Instruction.
Check every line below for the word "Prurigo" and copy each one that has it.

(Data items)
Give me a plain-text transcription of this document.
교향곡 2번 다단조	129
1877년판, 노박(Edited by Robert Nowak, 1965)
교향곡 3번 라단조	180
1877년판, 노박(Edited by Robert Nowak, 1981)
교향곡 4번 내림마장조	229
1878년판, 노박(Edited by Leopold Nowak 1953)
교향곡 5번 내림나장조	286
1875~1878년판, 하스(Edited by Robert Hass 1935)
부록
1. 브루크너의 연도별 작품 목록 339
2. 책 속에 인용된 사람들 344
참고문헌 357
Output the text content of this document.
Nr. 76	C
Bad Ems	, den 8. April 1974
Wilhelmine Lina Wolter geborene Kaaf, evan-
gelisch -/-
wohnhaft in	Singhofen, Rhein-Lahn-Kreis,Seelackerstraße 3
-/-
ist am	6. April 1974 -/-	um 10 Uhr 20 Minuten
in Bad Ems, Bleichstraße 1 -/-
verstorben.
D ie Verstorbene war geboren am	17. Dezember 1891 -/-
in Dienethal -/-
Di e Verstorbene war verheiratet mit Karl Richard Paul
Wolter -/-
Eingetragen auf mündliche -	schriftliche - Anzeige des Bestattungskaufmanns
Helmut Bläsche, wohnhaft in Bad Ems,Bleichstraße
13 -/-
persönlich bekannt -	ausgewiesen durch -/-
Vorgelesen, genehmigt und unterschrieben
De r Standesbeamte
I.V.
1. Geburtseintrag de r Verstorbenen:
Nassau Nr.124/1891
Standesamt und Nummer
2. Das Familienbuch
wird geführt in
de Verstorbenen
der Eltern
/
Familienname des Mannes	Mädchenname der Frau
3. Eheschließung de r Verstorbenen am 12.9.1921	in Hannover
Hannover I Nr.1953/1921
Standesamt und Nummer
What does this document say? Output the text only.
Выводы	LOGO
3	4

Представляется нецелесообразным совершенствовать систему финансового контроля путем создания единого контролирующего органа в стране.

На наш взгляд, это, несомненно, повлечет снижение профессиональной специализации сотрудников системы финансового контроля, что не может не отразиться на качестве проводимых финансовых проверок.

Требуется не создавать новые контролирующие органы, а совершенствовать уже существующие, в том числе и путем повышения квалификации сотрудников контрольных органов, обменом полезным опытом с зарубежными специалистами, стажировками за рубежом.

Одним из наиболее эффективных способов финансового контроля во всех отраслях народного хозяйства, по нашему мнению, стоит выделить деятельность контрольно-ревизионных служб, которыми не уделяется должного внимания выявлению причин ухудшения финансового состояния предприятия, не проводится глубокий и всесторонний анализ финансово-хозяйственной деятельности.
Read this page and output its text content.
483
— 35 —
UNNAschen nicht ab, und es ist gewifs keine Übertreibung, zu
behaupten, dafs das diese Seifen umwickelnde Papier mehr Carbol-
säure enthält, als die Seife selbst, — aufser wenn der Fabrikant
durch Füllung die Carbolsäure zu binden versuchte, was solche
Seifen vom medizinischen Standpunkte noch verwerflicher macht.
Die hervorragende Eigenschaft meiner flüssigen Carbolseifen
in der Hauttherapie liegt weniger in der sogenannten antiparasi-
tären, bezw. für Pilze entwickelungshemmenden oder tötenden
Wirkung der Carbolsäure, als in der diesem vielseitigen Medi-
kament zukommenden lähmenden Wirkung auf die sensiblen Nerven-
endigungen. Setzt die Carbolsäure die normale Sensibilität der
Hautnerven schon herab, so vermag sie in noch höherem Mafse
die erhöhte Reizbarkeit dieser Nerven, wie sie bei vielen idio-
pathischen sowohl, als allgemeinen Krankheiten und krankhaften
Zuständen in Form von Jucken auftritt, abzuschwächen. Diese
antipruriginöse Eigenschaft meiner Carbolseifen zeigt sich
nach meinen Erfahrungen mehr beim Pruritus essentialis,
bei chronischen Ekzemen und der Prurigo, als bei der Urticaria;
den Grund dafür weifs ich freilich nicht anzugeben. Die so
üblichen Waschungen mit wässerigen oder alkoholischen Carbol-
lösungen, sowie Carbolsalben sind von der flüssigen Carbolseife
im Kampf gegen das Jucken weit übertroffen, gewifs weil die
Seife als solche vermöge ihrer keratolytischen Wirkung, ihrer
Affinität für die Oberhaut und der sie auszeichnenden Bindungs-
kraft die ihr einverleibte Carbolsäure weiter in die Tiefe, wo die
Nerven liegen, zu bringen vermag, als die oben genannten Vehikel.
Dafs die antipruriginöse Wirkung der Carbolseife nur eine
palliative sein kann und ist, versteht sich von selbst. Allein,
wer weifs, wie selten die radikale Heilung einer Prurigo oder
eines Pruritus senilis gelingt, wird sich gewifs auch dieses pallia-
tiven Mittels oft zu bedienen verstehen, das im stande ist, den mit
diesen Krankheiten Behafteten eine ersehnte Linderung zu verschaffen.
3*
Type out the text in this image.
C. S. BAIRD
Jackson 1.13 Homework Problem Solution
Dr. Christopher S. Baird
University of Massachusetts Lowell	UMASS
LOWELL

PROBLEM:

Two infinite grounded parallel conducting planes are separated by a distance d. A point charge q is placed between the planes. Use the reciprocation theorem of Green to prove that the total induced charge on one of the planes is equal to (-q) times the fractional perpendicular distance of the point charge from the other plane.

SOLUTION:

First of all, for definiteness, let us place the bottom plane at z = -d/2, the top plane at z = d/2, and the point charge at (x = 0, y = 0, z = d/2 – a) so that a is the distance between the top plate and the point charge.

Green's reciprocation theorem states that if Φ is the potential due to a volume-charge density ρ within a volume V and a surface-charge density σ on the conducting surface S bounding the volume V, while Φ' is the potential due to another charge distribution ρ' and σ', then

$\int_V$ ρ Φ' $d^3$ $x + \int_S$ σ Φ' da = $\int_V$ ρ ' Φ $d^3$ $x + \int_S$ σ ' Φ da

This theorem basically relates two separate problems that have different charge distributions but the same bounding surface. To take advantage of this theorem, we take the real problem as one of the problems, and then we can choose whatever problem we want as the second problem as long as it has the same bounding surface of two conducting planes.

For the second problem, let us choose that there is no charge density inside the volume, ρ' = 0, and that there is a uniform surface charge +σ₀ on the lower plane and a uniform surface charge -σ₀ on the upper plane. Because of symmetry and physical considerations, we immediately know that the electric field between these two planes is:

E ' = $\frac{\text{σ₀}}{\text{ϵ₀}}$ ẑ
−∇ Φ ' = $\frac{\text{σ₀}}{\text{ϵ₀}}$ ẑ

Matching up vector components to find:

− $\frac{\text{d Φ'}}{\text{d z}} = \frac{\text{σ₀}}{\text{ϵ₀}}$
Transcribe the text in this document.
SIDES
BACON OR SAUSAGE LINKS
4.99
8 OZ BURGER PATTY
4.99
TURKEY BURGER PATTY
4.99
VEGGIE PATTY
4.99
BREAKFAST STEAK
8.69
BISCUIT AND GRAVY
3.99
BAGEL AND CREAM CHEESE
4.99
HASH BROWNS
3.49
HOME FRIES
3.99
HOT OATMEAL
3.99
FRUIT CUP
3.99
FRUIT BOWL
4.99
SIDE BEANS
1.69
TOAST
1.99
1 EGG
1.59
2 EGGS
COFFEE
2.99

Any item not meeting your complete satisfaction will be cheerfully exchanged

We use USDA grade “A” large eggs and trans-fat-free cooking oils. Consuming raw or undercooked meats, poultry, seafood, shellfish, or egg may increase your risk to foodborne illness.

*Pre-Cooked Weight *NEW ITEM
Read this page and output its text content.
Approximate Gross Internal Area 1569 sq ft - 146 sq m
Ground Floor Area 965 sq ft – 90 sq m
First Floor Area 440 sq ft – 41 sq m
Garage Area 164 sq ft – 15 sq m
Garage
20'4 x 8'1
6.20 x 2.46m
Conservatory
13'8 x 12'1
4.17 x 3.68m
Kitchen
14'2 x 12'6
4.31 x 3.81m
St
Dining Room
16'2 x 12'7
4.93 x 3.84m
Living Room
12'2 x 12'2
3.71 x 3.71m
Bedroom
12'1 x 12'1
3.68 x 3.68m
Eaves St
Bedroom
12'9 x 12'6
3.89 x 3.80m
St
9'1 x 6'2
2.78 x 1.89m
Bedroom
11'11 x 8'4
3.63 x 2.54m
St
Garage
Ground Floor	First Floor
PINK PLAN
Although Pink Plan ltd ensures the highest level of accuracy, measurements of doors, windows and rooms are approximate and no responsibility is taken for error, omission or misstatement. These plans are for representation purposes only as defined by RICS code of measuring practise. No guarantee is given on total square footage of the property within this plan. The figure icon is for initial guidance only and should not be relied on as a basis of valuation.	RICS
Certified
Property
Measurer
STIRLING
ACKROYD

Result of this task.
bei chronischen Ekzemen und der Prurigo, als bei der Urticaria;
wer weifs, wie selten die radikale Heilung einer Prurigo oder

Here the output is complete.